# What to do:
Say how many lines contain "должны"; the answer is the number alone.

··· Supplied records ···

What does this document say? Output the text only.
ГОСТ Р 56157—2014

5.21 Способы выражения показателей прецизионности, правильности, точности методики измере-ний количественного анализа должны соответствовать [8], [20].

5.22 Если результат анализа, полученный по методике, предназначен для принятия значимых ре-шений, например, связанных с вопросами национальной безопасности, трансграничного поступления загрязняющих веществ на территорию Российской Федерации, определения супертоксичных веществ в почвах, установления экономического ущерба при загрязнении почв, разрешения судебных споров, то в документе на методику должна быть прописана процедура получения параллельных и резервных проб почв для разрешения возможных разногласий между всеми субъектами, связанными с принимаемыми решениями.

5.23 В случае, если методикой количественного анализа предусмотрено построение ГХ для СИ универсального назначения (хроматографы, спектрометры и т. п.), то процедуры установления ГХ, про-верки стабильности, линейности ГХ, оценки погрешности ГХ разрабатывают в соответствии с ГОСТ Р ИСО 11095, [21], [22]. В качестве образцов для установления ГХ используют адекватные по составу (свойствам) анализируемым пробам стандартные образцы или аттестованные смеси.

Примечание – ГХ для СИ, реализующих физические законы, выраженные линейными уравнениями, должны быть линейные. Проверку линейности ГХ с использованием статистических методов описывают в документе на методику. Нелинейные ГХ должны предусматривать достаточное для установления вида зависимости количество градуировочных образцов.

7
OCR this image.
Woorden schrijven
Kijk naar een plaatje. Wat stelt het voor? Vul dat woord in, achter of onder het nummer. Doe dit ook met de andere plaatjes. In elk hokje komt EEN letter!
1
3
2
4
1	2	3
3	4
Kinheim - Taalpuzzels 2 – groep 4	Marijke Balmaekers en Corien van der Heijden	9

···

# Exercise solution:
2